[Requirement]
Please find all lines in the data that hold the string "рубашки" and copy them.

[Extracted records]
※ ※ ※

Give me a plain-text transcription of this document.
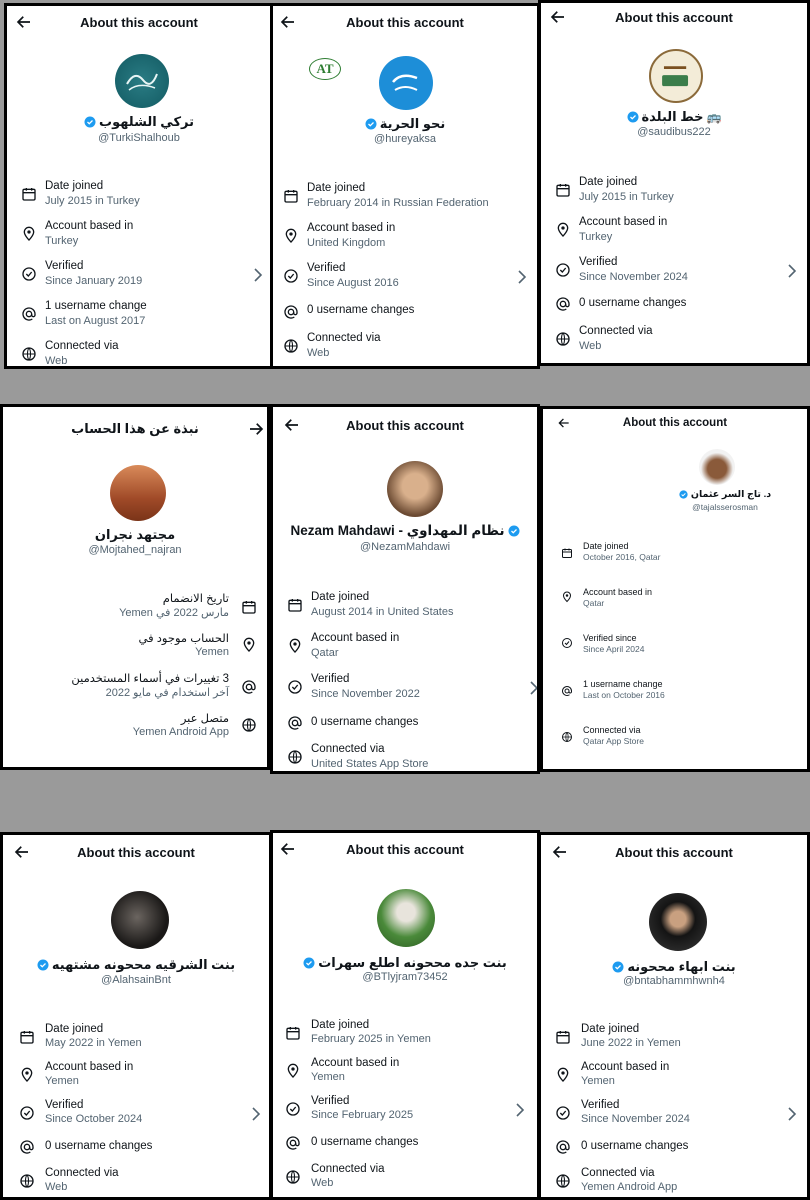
About this account
تركي الشلهوب
@TurkiShalhoub
Date joined
July 2015 in Turkey
Account based in
Turkey
Verified
Since January 2019
1 username change
Last on August 2017
Connected via
Web
About this account
AT
نحو الحرية
@hureyaksa
Date joined
February 2014 in Russian Federation
Account based in
United Kingdom
Verified
Since August 2016
0 username changes
Connected via
Web
About this account
خط البلدة 🚌
@saudibus222
Date joined
July 2015 in Turkey
Account based in
Turkey
Verified
Since November 2024
0 username changes
Connected via
Web
نبذة عن هذا الحساب
مجتهد نجران
@Mojtahed_najran
تاريخ الانضمام
مارس 2022 في Yemen
الحساب موجود في
Yemen
3 تغييرات في أسماء المستخدمين
آخر استخدام في مايو 2022
متصل عبر
Yemen Android App
About this account
Nezam Mahdawi - نظام المهداوي
@NezamMahdawi
Date joined
August 2014 in United States
Account based in
Qatar
Verified
Since November 2022
0 username changes
Connected via
United States App Store
About this account
د. تاج السر عثمان
@tajalsserosman
Date joined
October 2016, Qatar
Account based in
Qatar
Verified since
Since April 2024
1 username change
Last on October 2016
Connected via
Qatar App Store
About this account
بنت الشرقيه مححونه مشتهيه
@AlahsainBnt
Date joined
May 2022 in Yemen
Account based in
Yemen
Verified
Since October 2024
0 username changes
Connected via
Web
About this account
بنت جده مححونه اطلع سهرات
@BTlyjram73452
Date joined
February 2025 in Yemen
Account based in
Yemen
Verified
Since February 2025
0 username changes
Connected via
Web
About this account
بنت ابهاء مححونه
@bntabhammhwnh4
Date joined
June 2022 in Yemen
Account based in
Yemen
Verified
Since November 2024
0 username changes
Connected via
Yemen Android App
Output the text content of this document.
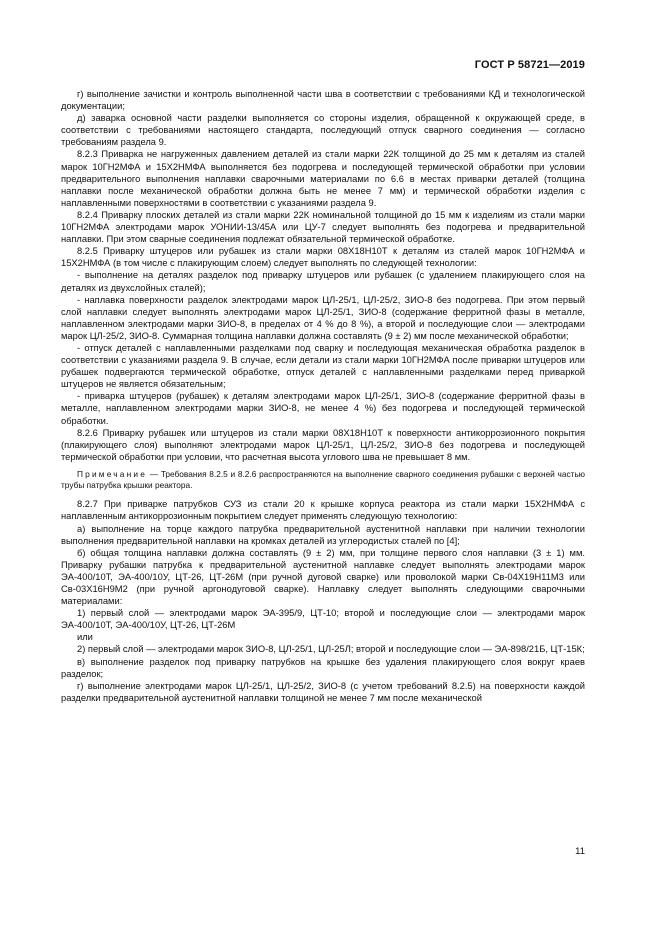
ГОСТ Р 58721—2019

г) выполнение зачистки и контроль выполненной части шва в соответствии с требованиями КД и технологической документации;

д) заварка основной части разделки выполняется со стороны изделия, обращенной к окружающей среде, в соответствии с требованиями настоящего стандарта, последующий отпуск сварного соединения — согласно требованиям раздела 9.

8.2.3 Приварка не нагруженных давлением деталей из стали марки 22К толщиной до 25 мм к деталям из сталей марок 10ГН2МФА и 15Х2НМФА выполняется без подогрева и последующей термической обработки при условии предварительного выполнения наплавки сварочными материалами по 6.6 в местах приварки деталей (толщина наплавки после механической обработки должна быть не менее 7 мм) и термической обработки изделия с наплавленными поверхностями в соответствии с указаниями раздела 9.

8.2.4 Приварку плоских деталей из стали марки 22К номинальной толщиной до 15 мм к изделиям из стали марки 10ГН2МФА электродами марок УОНИИ-13/45А или ЦУ-7 следует выполнять без подогрева и предварительной наплавки. При этом сварные соединения подлежат обязательной термической обработке.

8.2.5 Приварку штуцеров или рубашек из стали марки 08Х18Н10Т к деталям из сталей марок 10ГН2МФА и 15Х2НМФА (в том числе с плакирующим слоем) следует выполнять по следующей технологии:

- выполнение на деталях разделок под приварку штуцеров или рубашек (с удалением плакирующего слоя на деталях из двухслойных сталей);

- наплавка поверхности разделок электродами марок ЦЛ-25/1, ЦЛ-25/2, ЗИО-8 без подогрева. При этом первый слой наплавки следует выполнять электродами марок ЦЛ-25/1, ЗИО-8 (содержание ферритной фазы в металле, наплавленном электродами марки ЗИО-8, в пределах от 4 % до 8 %), а второй и последующие слои — электродами марок ЦЛ-25/2, ЗИО-8. Суммарная толщина наплавки должна составлять (9 ± 2) мм после механической обработки;

- отпуск деталей с наплавленными разделками под сварку и последующая механическая обработка разделок в соответствии с указаниями раздела 9. В случае, если детали из стали марки 10ГН2МФА после приварки штуцеров или рубашек подвергаются термической обработке, отпуск деталей с наплавленными разделками перед приваркой штуцеров не является обязательным;

- приварка штуцеров (рубашек) к деталям электродами марок ЦЛ-25/1, ЗИО-8 (содержание ферритной фазы в металле, наплавленном электродами марки ЗИО-8, не менее 4 %) без подогрева и последующей термической обработки.

8.2.6 Приварку рубашек или штуцеров из стали марки 08Х18Н10Т к поверхности антикоррозионного покрытия (плакирующего слоя) выполняют электродами марок ЦЛ-25/1, ЦЛ-25/2, ЗИО-8 без подогрева и последующей термической обработки при условии, что расчетная высота углового шва не превышает 8 мм.

Примечание — Требования 8.2.5 и 8.2.6 распространяются на выполнение сварного соединения рубашки с верхней частью трубы патрубка крышки реактора.

8.2.7 При приварке патрубков СУЗ из стали 20 к крышке корпуса реактора из стали марки 15Х2НМФА с наплавленным антикоррозионным покрытием следует применять следующую технологию:

а) выполнение на торце каждого патрубка предварительной аустенитной наплавки при наличии технологии выполнения предварительной наплавки на кромках деталей из углеродистых сталей по [4];

б) общая толщина наплавки должна составлять (9 ± 2) мм, при толщине первого слоя наплавки (3 ± 1) мм. Приварку рубашки патрубка к предварительной аустенитной наплавке следует выполнять электродами марок ЭА-400/10Т, ЭА-400/10У, ЦТ-26, ЦТ-26М (при ручной дуговой сварке) или проволокой марки Св-04Х19Н11М3 или Св-03Х16Н9М2 (при ручной аргонодуговой сварке). Наплавку следует выполнять следующими сварочными материалами:

1) первый слой — электродами марок ЭА-395/9, ЦТ-10; второй и последующие слои — электродами марок ЭА-400/10Т, ЭА-400/10У, ЦТ-26, ЦТ-26М

или

2) первый слой — электродами марок ЗИО-8, ЦЛ-25/1, ЦЛ-25Л; второй и последующие слои — ЭА-898/21Б, ЦТ-15К;

в) выполнение разделок под приварку патрубков на крышке без удаления плакирующего слоя вокруг краев разделок;

г) выполнение электродами марок ЦЛ-25/1, ЦЛ-25/2, ЗИО-8 (с учетом требований 8.2.5) на поверхности каждой разделки предварительной аустенитной наплавки толщиной не менее 7 мм после механической

11
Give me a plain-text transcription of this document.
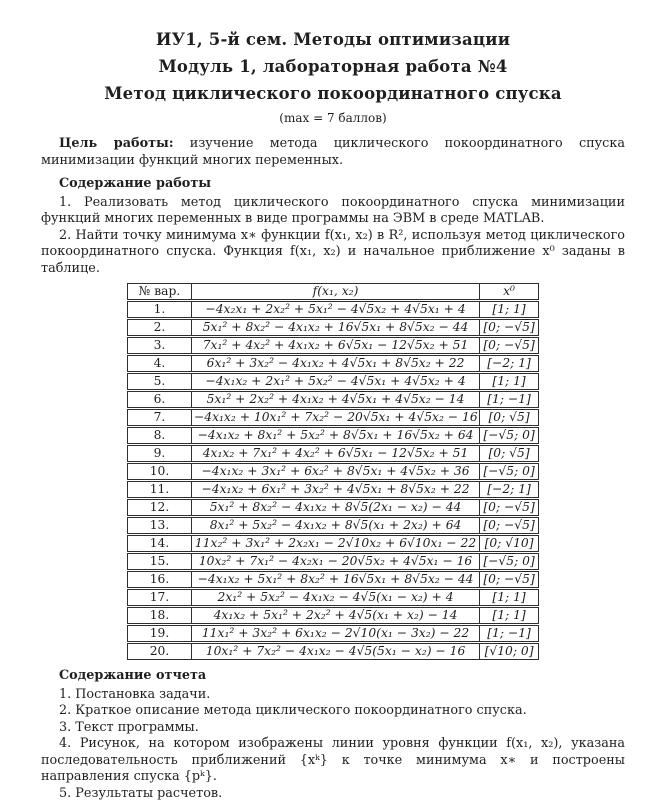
ИУ1, 5-й сем. Методы оптимизации

Модуль 1, лабораторная работа №4

Метод циклического покоординатного спуска

(max = 7 баллов)

Цель работы: изучение метода циклического покоординатного спуска минимизации функций многих переменных.

Содержание работы

1. Реализовать метод циклического покоординатного спуска минимизации функций многих переменных в виде программы на ЭВМ в среде MATLAB.

2. Найти точку минимума x∗ функции f(x₁, x₂) в R², используя метод циклического покоординатного спуска. Функция f(x₁, x₂) и начальное приближение x⁰ заданы в таблице.

№ вар.	f(x₁, x₂)	x⁰
1.	−4x₂x₁ + 2x₂² + 5x₁² − 4√5x₂ + 4√5x₁ + 4	[1; 1]
2.	5x₁² + 8x₂² − 4x₁x₂ + 16√5x₁ + 8√5x₂ − 44	[0; −√5]
3.	7x₁² + 4x₂² + 4x₁x₂ + 6√5x₁ − 12√5x₂ + 51	[0; −√5]
4.	6x₁² + 3x₂² − 4x₁x₂ + 4√5x₁ + 8√5x₂ + 22	[−2; 1]
5.	−4x₁x₂ + 2x₁² + 5x₂² − 4√5x₁ + 4√5x₂ + 4	[1; 1]
6.	5x₁² + 2x₂² + 4x₁x₂ + 4√5x₁ + 4√5x₂ − 14	[1; −1]
7.	−4x₁x₂ + 10x₁² + 7x₂² − 20√5x₁ + 4√5x₂ − 16	[0; √5]
8.	−4x₁x₂ + 8x₁² + 5x₂² + 8√5x₁ + 16√5x₂ + 64	[−√5; 0]
9.	4x₁x₂ + 7x₁² + 4x₂² + 6√5x₁ − 12√5x₂ + 51	[0; √5]
10.	−4x₁x₂ + 3x₁² + 6x₂² + 8√5x₁ + 4√5x₂ + 36	[−√5; 0]
11.	−4x₁x₂ + 6x₁² + 3x₂² + 4√5x₁ + 8√5x₂ + 22	[−2; 1]
12.	5x₁² + 8x₂² − 4x₁x₂ + 8√5(2x₁ − x₂) − 44	[0; −√5]
13.	8x₁² + 5x₂² − 4x₁x₂ + 8√5(x₁ + 2x₂) + 64	[0; −√5]
14.	11x₂² + 3x₁² + 2x₂x₁ − 2√10x₂ + 6√10x₁ − 22	[0; √10]
15.	10x₂² + 7x₁² − 4x₂x₁ − 20√5x₂ + 4√5x₁ − 16	[−√5; 0]
16.	−4x₁x₂ + 5x₁² + 8x₂² + 16√5x₁ + 8√5x₂ − 44	[0; −√5]
17.	2x₁² + 5x₂² − 4x₁x₂ − 4√5(x₁ − x₂) + 4	[1; 1]
18.	4x₁x₂ + 5x₁² + 2x₂² + 4√5(x₁ + x₂) − 14	[1; 1]
19.	11x₁² + 3x₂² + 6x₁x₂ − 2√10(x₁ − 3x₂) − 22	[1; −1]
20.	10x₁² + 7x₂² − 4x₁x₂ − 4√5(5x₁ − x₂) − 16	[√10; 0]

Содержание отчета

1. Постановка задачи.

2. Краткое описание метода циклического покоординатного спуска.

3. Текст программы.

4. Рисунок, на котором изображены линии уровня функции f(x₁, x₂), указана последовательность приближений {xᵏ} к точке минимума x∗ и построены направления спуска {pᵏ}.

5. Результаты расчетов.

※ ※ ※

[Exercise result]
Примечание — Требования 8.2.5 и 8.2.6 распространяются на выполнение сварного соединения рубашки с верхней частью трубы патрубка крышки реактора.
б) общая толщина наплавки должна составлять (9 ± 2) мм, при толщине первого слоя наплавки (3 ± 1) мм. Приварку рубашки патрубка к предварительной аустенитной наплавке следует выполнять электродами марок ЭА-400/10Т, ЭА-400/10У, ЦТ-26, ЦТ-26М (при ручной дуговой сварке) или проволокой марки Св-04Х19Н11М3 или Св-03Х16Н9М2 (при ручной аргонодуговой сварке). Наплавку следует выполнять следующими сварочными материалами:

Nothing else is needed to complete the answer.